● **DATA SHOWN**:
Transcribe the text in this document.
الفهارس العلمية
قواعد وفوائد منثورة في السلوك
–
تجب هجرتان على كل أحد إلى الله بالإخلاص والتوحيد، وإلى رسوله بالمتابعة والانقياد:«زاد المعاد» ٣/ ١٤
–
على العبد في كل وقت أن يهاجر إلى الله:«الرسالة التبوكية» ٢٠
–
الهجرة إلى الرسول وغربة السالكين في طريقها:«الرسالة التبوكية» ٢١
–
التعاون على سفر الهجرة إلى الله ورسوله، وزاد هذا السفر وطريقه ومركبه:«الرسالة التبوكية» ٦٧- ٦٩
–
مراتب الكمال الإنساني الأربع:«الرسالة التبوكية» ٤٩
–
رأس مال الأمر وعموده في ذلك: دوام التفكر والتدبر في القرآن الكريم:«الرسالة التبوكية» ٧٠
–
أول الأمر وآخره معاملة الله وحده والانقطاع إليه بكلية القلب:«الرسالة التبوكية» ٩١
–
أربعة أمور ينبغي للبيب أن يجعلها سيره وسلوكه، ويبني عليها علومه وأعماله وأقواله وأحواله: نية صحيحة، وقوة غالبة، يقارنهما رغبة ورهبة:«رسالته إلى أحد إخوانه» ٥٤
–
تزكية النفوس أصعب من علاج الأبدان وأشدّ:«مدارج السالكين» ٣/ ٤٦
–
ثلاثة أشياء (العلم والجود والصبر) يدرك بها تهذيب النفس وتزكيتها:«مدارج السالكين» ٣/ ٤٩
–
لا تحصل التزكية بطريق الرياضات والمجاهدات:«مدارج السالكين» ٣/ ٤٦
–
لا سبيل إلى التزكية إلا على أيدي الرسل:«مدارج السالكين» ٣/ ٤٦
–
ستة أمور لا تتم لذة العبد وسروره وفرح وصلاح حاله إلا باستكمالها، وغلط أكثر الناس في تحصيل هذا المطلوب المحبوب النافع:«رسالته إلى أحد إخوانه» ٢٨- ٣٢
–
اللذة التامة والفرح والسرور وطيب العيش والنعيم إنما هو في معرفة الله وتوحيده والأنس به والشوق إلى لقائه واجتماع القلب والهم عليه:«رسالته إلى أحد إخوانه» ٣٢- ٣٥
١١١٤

● **WHAT TO PRODUCE**:
Gather all lines of the records that include the word "التزكية".

● **IN RESPONSE**:
لا تحصل التزكية بطريق الرياضات والمجاهدات:«مدارج السالكين» ٣/ ٤٦
لا سبيل إلى التزكية إلا على أيدي الرسل:«مدارج السالكين» ٣/ ٤٦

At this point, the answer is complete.